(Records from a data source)
+ + + +

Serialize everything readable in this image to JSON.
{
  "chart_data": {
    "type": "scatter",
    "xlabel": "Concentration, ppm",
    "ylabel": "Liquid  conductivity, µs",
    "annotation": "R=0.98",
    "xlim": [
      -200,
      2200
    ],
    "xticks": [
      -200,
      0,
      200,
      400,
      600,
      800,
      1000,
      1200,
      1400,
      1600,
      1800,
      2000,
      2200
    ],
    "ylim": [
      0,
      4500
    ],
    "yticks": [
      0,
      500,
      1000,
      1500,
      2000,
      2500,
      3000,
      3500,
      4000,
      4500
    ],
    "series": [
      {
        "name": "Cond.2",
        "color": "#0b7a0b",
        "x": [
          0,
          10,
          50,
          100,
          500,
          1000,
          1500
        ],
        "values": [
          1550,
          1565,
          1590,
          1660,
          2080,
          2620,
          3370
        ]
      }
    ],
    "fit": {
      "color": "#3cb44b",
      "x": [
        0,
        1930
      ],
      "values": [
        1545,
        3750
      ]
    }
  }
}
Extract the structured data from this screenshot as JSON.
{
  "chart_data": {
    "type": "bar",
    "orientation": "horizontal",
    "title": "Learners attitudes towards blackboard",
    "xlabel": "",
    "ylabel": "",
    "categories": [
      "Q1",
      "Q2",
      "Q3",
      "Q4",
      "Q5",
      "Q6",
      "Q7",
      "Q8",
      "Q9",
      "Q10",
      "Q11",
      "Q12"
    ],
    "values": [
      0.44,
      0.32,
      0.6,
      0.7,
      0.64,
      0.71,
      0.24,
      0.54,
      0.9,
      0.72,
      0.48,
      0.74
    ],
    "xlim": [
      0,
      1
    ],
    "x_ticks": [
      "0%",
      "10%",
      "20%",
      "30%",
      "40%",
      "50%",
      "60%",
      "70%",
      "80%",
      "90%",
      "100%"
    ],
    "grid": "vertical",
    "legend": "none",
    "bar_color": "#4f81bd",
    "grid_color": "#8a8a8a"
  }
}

+ + + +

THE PROBLEM
Repeat the data verbatim.

EXERCISE RESPONSE
Serialize everything readable in this image to JSON.
{
  "chart_data": {
    "type": "scatter",
    "xlabel": "Concentration, ppm",
    "ylabel": "Liquid  conductivity, µs",
    "annotation": "R=0.98",
    "xlim": [
      -200,
      2200
    ],
    "xticks": [
      -200,
      0,
      200,
      400,
      600,
      800,
      1000,
      1200,
      1400,
      1600,
      1800,
      2000,
      2200
    ],
    "ylim": [
      0,
      4500
    ],
    "yticks": [
      0,
      500,
      1000,
      1500,
      2000,
      2500,
      3000,
      3500,
      4000,
      4500
    ],
    "series": [
      {
        "name": "Cond.2",
        "color": "#0b7a0b",
        "x": [
          0,
          10,
          50,
          100,
          500,
          1000,
          1500
        ],
        "values": [
          1550,
          1565,
          1590,
          1660,
          2080,
          2620,
          3370
        ]
      }
    ],
    "fit": {
      "color": "#3cb44b",
      "x": [
        0,
        1930
      ],
      "values": [
        1545,
        3750
      ]
    }
  }
}
Extract the structured data from this screenshot as JSON.
{
  "chart_data": {
    "type": "bar",
    "orientation": "horizontal",
    "title": "Learners attitudes towards blackboard",
    "xlabel": "",
    "ylabel": "",
    "categories": [
      "Q1",
      "Q2",
      "Q3",
      "Q4",
      "Q5",
      "Q6",
      "Q7",
      "Q8",
      "Q9",
      "Q10",
      "Q11",
      "Q12"
    ],
    "values": [
      0.44,
      0.32,
      0.6,
      0.7,
      0.64,
      0.71,
      0.24,
      0.54,
      0.9,
      0.72,
      0.48,
      0.74
    ],
    "xlim": [
      0,
      1
    ],
    "x_ticks": [
      "0%",
      "10%",
      "20%",
      "30%",
      "40%",
      "50%",
      "60%",
      "70%",
      "80%",
      "90%",
      "100%"
    ],
    "grid": "vertical",
    "legend": "none",
    "bar_color": "#4f81bd",
    "grid_color": "#8a8a8a"
  }
}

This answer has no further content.